## Problem to solve:
Gather up the lines that contain "Ekspor".

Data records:
__________________________________________________

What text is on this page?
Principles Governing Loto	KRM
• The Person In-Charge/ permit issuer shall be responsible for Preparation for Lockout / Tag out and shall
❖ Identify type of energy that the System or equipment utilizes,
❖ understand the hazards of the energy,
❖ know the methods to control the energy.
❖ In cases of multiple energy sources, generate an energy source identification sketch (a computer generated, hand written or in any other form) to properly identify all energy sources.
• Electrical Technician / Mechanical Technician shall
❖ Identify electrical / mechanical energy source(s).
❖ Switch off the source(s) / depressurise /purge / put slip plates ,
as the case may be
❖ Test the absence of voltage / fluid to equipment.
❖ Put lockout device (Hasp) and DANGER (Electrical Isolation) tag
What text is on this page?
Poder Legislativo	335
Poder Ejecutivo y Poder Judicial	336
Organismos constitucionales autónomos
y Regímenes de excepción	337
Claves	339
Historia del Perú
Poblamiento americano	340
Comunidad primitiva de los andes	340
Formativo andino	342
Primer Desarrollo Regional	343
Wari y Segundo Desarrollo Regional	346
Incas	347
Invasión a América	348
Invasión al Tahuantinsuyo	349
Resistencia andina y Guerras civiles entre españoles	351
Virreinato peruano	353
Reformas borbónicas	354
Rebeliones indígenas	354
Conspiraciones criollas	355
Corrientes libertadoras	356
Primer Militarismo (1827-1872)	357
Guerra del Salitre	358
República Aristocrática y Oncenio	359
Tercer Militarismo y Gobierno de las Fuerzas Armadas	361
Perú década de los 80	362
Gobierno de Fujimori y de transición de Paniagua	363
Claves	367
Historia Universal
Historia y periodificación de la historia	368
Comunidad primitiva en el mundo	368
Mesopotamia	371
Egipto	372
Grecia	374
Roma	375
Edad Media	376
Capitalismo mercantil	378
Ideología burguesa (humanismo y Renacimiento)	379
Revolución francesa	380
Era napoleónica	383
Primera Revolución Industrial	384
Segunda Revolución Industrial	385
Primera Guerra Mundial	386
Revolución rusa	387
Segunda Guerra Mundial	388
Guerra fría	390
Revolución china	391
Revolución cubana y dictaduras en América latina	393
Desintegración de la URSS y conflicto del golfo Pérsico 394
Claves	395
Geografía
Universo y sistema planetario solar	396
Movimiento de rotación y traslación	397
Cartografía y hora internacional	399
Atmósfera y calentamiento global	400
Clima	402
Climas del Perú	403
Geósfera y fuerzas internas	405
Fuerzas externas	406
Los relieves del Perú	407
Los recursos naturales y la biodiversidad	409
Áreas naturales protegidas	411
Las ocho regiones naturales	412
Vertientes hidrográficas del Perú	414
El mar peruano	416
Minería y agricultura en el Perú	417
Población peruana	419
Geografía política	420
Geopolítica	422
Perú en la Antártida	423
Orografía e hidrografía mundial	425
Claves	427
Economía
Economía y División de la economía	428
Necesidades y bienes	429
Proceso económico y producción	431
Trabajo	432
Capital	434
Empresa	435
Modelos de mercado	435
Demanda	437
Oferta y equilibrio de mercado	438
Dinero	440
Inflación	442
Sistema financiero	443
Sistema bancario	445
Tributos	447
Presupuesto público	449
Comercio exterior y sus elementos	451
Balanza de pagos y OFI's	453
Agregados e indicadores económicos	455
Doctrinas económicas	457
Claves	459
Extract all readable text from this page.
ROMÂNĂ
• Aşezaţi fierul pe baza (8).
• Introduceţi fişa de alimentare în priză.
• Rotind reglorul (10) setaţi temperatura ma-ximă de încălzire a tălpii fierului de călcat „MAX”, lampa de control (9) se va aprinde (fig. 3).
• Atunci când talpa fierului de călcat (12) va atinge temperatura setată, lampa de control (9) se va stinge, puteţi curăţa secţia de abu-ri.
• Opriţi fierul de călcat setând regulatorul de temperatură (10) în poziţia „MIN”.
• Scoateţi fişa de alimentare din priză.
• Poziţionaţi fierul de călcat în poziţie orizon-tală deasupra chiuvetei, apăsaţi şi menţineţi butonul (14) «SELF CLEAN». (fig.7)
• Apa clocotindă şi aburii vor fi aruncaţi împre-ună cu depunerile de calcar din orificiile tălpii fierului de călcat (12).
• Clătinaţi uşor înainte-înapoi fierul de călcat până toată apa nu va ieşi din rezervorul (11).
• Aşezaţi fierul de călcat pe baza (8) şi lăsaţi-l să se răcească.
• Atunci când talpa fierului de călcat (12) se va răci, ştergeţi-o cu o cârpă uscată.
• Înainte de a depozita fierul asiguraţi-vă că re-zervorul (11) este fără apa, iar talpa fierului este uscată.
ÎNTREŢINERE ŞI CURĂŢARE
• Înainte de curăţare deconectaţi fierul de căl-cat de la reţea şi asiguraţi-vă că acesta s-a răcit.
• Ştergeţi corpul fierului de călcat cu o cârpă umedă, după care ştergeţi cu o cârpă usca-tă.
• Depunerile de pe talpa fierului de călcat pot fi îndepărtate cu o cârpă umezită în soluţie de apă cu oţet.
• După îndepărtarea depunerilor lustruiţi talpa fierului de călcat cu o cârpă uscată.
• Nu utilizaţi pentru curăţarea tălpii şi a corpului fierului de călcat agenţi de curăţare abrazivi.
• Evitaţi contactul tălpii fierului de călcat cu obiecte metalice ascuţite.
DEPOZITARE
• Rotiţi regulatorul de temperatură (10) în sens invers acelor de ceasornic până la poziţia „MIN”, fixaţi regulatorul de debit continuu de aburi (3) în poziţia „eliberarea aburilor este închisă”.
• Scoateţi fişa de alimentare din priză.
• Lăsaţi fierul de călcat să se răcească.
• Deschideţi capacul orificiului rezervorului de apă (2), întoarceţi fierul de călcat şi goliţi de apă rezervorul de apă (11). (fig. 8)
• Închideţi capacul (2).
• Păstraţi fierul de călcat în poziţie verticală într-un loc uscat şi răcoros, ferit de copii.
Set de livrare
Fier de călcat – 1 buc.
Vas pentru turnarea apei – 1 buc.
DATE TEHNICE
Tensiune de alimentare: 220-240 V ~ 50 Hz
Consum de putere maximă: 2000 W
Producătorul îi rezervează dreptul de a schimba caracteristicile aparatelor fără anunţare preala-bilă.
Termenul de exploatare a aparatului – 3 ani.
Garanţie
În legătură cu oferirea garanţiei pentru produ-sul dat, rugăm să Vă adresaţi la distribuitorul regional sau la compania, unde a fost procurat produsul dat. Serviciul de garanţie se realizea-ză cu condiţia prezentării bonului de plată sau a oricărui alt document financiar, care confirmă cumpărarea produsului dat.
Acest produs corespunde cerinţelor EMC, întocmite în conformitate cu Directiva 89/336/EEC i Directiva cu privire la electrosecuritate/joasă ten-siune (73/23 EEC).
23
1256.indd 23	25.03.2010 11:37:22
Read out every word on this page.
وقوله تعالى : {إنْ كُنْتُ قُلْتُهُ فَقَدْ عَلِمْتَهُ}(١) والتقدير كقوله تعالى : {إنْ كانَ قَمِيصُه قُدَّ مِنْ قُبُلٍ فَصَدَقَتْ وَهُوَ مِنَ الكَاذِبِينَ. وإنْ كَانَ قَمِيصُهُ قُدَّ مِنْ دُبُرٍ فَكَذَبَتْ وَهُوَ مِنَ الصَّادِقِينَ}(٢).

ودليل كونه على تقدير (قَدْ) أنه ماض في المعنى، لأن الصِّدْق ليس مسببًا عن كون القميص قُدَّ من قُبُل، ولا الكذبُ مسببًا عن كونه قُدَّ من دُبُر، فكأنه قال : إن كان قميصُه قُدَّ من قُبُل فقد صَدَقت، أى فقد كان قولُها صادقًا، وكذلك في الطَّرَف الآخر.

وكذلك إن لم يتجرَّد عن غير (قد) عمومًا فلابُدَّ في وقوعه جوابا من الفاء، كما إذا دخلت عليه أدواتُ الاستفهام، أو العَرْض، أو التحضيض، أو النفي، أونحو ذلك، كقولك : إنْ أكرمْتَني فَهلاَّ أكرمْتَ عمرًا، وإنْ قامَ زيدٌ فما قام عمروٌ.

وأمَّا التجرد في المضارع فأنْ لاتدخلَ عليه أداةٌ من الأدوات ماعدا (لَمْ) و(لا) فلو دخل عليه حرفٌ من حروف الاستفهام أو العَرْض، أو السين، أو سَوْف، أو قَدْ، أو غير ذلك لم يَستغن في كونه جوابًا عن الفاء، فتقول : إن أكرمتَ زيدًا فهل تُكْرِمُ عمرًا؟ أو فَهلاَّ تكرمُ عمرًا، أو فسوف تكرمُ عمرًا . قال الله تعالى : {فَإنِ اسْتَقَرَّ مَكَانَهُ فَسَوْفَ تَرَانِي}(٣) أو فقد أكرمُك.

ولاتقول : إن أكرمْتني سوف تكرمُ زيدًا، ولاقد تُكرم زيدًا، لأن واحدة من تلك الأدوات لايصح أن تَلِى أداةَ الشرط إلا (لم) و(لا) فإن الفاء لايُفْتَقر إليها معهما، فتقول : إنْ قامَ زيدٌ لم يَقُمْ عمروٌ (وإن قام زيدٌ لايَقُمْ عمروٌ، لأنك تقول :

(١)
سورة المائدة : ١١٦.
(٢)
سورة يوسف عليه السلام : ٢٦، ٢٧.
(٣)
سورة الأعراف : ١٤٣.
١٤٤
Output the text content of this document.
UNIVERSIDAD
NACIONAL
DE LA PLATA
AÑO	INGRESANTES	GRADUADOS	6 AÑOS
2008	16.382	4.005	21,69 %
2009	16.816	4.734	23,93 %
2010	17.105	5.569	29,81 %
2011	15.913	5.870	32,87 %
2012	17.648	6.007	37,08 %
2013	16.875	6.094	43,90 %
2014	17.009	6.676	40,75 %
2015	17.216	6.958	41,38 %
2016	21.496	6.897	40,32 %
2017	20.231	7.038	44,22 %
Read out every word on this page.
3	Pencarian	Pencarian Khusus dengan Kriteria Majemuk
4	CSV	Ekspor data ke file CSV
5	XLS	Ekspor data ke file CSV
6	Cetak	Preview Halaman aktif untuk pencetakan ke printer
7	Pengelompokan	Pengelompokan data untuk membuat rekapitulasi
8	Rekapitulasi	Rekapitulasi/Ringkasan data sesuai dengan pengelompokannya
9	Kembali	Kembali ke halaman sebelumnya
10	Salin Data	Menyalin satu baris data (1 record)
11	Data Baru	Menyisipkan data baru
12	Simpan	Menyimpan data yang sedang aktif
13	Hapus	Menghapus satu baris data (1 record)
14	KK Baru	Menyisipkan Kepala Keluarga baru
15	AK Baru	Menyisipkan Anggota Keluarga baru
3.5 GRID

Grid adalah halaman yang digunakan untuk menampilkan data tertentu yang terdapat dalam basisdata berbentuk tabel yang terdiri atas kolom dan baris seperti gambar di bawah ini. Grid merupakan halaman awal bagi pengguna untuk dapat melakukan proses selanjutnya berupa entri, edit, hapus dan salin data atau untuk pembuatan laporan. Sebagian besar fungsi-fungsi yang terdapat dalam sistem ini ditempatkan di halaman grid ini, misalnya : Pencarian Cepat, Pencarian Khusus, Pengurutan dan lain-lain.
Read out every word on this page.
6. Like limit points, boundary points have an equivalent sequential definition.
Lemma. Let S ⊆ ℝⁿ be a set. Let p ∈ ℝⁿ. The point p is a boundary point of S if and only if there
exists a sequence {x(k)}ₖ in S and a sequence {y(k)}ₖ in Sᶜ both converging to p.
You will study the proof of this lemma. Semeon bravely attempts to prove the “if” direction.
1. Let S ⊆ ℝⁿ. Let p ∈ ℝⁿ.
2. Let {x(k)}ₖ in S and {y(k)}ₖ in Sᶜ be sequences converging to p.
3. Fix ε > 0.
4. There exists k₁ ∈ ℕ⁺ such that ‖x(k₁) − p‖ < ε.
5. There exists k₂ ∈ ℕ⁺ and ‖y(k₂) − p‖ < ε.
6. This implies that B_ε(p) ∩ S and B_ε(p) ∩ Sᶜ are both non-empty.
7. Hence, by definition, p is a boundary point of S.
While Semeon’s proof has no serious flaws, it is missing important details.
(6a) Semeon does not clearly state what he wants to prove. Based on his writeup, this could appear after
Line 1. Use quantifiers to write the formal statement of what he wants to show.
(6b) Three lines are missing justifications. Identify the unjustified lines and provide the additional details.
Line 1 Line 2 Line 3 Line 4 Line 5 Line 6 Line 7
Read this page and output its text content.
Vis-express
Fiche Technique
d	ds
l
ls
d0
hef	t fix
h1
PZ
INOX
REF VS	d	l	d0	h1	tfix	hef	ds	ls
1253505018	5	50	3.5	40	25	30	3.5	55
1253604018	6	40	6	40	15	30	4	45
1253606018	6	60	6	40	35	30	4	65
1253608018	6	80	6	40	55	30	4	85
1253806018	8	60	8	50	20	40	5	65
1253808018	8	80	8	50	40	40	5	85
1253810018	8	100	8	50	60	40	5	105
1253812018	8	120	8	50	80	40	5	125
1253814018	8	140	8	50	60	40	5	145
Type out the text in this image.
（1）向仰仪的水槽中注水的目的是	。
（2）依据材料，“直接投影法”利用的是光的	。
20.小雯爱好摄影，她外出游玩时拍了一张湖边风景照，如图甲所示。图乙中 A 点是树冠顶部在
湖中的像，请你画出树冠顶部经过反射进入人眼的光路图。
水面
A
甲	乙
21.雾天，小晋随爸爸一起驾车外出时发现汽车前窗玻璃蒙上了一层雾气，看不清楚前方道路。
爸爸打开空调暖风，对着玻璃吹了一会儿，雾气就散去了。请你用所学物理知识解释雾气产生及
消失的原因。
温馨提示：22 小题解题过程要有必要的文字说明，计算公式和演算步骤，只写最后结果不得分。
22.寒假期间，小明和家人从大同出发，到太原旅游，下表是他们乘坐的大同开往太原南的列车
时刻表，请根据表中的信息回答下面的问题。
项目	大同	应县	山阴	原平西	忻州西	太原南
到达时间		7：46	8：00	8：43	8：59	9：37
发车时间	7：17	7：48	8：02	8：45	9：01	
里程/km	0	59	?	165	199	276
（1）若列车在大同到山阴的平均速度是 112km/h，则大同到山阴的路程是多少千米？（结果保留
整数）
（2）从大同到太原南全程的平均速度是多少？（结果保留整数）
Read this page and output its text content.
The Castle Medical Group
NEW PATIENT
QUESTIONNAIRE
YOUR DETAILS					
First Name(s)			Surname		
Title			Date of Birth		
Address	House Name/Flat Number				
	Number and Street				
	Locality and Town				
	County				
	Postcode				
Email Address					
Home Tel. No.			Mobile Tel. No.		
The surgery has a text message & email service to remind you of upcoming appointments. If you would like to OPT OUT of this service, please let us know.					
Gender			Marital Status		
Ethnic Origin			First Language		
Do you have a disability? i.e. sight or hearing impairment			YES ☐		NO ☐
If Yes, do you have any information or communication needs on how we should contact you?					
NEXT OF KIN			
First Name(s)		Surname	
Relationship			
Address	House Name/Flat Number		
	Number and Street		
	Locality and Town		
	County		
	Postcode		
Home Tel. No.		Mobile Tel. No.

__________________________________________________

## Solution for this task:
4	CSV	Ekspor data ke file CSV
5	XLS	Ekspor data ke file CSV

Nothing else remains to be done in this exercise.